Problem
Repeat the records below exactly as they appear.

Items

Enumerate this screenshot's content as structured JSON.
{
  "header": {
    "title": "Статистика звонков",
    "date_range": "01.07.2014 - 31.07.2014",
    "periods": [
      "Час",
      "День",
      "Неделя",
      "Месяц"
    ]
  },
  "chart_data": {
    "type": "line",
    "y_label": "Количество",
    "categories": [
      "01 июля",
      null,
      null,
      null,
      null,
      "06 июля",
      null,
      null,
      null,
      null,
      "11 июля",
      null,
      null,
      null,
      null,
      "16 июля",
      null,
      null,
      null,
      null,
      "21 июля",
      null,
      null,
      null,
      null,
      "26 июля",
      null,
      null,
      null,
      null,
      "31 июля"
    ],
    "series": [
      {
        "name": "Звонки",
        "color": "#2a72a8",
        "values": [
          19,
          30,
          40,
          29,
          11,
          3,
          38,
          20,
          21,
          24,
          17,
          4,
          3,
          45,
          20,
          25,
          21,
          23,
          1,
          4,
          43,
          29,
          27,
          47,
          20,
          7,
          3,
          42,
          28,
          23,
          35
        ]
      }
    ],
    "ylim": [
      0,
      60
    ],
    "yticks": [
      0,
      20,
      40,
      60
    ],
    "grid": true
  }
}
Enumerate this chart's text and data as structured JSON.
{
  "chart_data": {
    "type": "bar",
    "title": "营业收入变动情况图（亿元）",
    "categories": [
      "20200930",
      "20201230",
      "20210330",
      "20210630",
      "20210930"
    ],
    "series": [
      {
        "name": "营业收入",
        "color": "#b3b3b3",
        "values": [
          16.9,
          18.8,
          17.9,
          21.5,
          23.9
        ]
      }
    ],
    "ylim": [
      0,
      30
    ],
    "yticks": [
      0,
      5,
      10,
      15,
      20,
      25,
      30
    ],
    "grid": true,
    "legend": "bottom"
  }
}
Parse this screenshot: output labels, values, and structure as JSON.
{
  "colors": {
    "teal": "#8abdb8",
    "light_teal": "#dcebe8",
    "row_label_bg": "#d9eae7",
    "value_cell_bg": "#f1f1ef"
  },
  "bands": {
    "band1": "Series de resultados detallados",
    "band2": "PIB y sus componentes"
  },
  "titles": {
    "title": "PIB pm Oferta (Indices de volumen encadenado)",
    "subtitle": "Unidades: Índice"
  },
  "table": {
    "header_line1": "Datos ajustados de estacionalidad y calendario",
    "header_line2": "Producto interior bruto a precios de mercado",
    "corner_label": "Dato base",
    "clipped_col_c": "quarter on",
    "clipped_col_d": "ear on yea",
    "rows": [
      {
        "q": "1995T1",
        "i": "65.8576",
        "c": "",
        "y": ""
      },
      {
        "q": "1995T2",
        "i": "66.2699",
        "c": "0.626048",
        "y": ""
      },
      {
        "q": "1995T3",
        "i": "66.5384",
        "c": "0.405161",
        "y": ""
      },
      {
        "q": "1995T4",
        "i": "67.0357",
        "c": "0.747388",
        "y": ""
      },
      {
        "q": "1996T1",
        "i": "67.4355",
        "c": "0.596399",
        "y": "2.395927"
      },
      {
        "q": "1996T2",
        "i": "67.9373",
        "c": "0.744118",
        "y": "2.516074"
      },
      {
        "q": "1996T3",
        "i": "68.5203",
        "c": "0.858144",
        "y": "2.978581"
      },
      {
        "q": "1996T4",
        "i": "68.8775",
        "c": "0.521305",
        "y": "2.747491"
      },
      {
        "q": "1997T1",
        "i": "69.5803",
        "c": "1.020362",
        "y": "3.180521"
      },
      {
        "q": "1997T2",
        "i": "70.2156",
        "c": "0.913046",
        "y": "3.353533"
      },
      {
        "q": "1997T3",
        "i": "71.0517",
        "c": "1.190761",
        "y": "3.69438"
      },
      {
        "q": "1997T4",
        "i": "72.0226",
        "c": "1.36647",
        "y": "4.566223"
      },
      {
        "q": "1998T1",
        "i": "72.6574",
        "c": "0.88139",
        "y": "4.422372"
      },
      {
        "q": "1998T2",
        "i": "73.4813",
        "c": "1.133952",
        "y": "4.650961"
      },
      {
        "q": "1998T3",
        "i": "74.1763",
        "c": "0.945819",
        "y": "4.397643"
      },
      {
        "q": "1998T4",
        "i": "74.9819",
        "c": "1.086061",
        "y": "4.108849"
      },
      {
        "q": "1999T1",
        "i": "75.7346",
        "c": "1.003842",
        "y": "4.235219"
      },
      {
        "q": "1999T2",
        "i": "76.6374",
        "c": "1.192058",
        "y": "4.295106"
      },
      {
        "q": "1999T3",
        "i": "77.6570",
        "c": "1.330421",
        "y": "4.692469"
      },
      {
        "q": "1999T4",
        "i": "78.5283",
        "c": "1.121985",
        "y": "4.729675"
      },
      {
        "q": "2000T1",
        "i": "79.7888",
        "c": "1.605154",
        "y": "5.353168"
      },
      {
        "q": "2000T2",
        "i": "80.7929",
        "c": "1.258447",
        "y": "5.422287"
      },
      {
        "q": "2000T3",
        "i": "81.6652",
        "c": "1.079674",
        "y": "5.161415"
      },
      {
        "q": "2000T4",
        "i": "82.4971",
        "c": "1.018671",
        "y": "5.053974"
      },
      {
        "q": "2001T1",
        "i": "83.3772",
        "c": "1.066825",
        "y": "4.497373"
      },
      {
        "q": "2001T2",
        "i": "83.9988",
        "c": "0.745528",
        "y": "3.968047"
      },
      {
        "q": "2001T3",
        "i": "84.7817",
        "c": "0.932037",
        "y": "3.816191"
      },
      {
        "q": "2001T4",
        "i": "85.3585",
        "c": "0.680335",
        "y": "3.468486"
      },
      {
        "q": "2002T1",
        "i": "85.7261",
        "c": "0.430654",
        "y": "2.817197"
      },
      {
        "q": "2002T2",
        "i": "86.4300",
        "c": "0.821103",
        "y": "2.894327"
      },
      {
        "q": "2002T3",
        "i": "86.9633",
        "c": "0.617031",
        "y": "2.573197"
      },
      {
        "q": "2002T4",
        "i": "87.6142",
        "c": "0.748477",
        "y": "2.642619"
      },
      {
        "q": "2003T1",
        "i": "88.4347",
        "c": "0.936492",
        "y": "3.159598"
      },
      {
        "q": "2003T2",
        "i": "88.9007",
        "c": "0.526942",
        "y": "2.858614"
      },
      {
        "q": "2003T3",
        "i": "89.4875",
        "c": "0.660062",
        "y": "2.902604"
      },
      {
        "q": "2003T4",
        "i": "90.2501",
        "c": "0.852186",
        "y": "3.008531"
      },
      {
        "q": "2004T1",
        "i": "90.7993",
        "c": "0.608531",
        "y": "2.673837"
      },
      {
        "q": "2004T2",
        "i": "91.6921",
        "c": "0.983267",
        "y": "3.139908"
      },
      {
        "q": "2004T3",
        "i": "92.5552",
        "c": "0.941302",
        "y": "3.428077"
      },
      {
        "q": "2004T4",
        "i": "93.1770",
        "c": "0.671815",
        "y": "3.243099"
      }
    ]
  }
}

Answer to this exercise
Enumerate this screenshot's content as structured JSON.
{
  "header": {
    "title": "Статистика звонков",
    "date_range": "01.07.2014 - 31.07.2014",
    "periods": [
      "Час",
      "День",
      "Неделя",
      "Месяц"
    ]
  },
  "chart_data": {
    "type": "line",
    "y_label": "Количество",
    "categories": [
      "01 июля",
      null,
      null,
      null,
      null,
      "06 июля",
      null,
      null,
      null,
      null,
      "11 июля",
      null,
      null,
      null,
      null,
      "16 июля",
      null,
      null,
      null,
      null,
      "21 июля",
      null,
      null,
      null,
      null,
      "26 июля",
      null,
      null,
      null,
      null,
      "31 июля"
    ],
    "series": [
      {
        "name": "Звонки",
        "color": "#2a72a8",
        "values": [
          19,
          30,
          40,
          29,
          11,
          3,
          38,
          20,
          21,
          24,
          17,
          4,
          3,
          45,
          20,
          25,
          21,
          23,
          1,
          4,
          43,
          29,
          27,
          47,
          20,
          7,
          3,
          42,
          28,
          23,
          35
        ]
      }
    ],
    "ylim": [
      0,
      60
    ],
    "yticks": [
      0,
      20,
      40,
      60
    ],
    "grid": true
  }
}
Enumerate this chart's text and data as structured JSON.
{
  "chart_data": {
    "type": "bar",
    "title": "营业收入变动情况图（亿元）",
    "categories": [
      "20200930",
      "20201230",
      "20210330",
      "20210630",
      "20210930"
    ],
    "series": [
      {
        "name": "营业收入",
        "color": "#b3b3b3",
        "values": [
          16.9,
          18.8,
          17.9,
          21.5,
          23.9
        ]
      }
    ],
    "ylim": [
      0,
      30
    ],
    "yticks": [
      0,
      5,
      10,
      15,
      20,
      25,
      30
    ],
    "grid": true,
    "legend": "bottom"
  }
}
Parse this screenshot: output labels, values, and structure as JSON.
{
  "colors": {
    "teal": "#8abdb8",
    "light_teal": "#dcebe8",
    "row_label_bg": "#d9eae7",
    "value_cell_bg": "#f1f1ef"
  },
  "bands": {
    "band1": "Series de resultados detallados",
    "band2": "PIB y sus componentes"
  },
  "titles": {
    "title": "PIB pm Oferta (Indices de volumen encadenado)",
    "subtitle": "Unidades: Índice"
  },
  "table": {
    "header_line1": "Datos ajustados de estacionalidad y calendario",
    "header_line2": "Producto interior bruto a precios de mercado",
    "corner_label": "Dato base",
    "clipped_col_c": "quarter on",
    "clipped_col_d": "ear on yea",
    "rows": [
      {
        "q": "1995T1",
        "i": "65.8576",
        "c": "",
        "y": ""
      },
      {
        "q": "1995T2",
        "i": "66.2699",
        "c": "0.626048",
        "y": ""
      },
      {
        "q": "1995T3",
        "i": "66.5384",
        "c": "0.405161",
        "y": ""
      },
      {
        "q": "1995T4",
        "i": "67.0357",
        "c": "0.747388",
        "y": ""
      },
      {
        "q": "1996T1",
        "i": "67.4355",
        "c": "0.596399",
        "y": "2.395927"
      },
      {
        "q": "1996T2",
        "i": "67.9373",
        "c": "0.744118",
        "y": "2.516074"
      },
      {
        "q": "1996T3",
        "i": "68.5203",
        "c": "0.858144",
        "y": "2.978581"
      },
      {
        "q": "1996T4",
        "i": "68.8775",
        "c": "0.521305",
        "y": "2.747491"
      },
      {
        "q": "1997T1",
        "i": "69.5803",
        "c": "1.020362",
        "y": "3.180521"
      },
      {
        "q": "1997T2",
        "i": "70.2156",
        "c": "0.913046",
        "y": "3.353533"
      },
      {
        "q": "1997T3",
        "i": "71.0517",
        "c": "1.190761",
        "y": "3.69438"
      },
      {
        "q": "1997T4",
        "i": "72.0226",
        "c": "1.36647",
        "y": "4.566223"
      },
      {
        "q": "1998T1",
        "i": "72.6574",
        "c": "0.88139",
        "y": "4.422372"
      },
      {
        "q": "1998T2",
        "i": "73.4813",
        "c": "1.133952",
        "y": "4.650961"
      },
      {
        "q": "1998T3",
        "i": "74.1763",
        "c": "0.945819",
        "y": "4.397643"
      },
      {
        "q": "1998T4",
        "i": "74.9819",
        "c": "1.086061",
        "y": "4.108849"
      },
      {
        "q": "1999T1",
        "i": "75.7346",
        "c": "1.003842",
        "y": "4.235219"
      },
      {
        "q": "1999T2",
        "i": "76.6374",
        "c": "1.192058",
        "y": "4.295106"
      },
      {
        "q": "1999T3",
        "i": "77.6570",
        "c": "1.330421",
        "y": "4.692469"
      },
      {
        "q": "1999T4",
        "i": "78.5283",
        "c": "1.121985",
        "y": "4.729675"
      },
      {
        "q": "2000T1",
        "i": "79.7888",
        "c": "1.605154",
        "y": "5.353168"
      },
      {
        "q": "2000T2",
        "i": "80.7929",
        "c": "1.258447",
        "y": "5.422287"
      },
      {
        "q": "2000T3",
        "i": "81.6652",
        "c": "1.079674",
        "y": "5.161415"
      },
      {
        "q": "2000T4",
        "i": "82.4971",
        "c": "1.018671",
        "y": "5.053974"
      },
      {
        "q": "2001T1",
        "i": "83.3772",
        "c": "1.066825",
        "y": "4.497373"
      },
      {
        "q": "2001T2",
        "i": "83.9988",
        "c": "0.745528",
        "y": "3.968047"
      },
      {
        "q": "2001T3",
        "i": "84.7817",
        "c": "0.932037",
        "y": "3.816191"
      },
      {
        "q": "2001T4",
        "i": "85.3585",
        "c": "0.680335",
        "y": "3.468486"
      },
      {
        "q": "2002T1",
        "i": "85.7261",
        "c": "0.430654",
        "y": "2.817197"
      },
      {
        "q": "2002T2",
        "i": "86.4300",
        "c": "0.821103",
        "y": "2.894327"
      },
      {
        "q": "2002T3",
        "i": "86.9633",
        "c": "0.617031",
        "y": "2.573197"
      },
      {
        "q": "2002T4",
        "i": "87.6142",
        "c": "0.748477",
        "y": "2.642619"
      },
      {
        "q": "2003T1",
        "i": "88.4347",
        "c": "0.936492",
        "y": "3.159598"
      },
      {
        "q": "2003T2",
        "i": "88.9007",
        "c": "0.526942",
        "y": "2.858614"
      },
      {
        "q": "2003T3",
        "i": "89.4875",
        "c": "0.660062",
        "y": "2.902604"
      },
      {
        "q": "2003T4",
        "i": "90.2501",
        "c": "0.852186",
        "y": "3.008531"
      },
      {
        "q": "2004T1",
        "i": "90.7993",
        "c": "0.608531",
        "y": "2.673837"
      },
      {
        "q": "2004T2",
        "i": "91.6921",
        "c": "0.983267",
        "y": "3.139908"
      },
      {
        "q": "2004T3",
        "i": "92.5552",
        "c": "0.941302",
        "y": "3.428077"
      },
      {
        "q": "2004T4",
        "i": "93.1770",
        "c": "0.671815",
        "y": "3.243099"
      }
    ]
  }
}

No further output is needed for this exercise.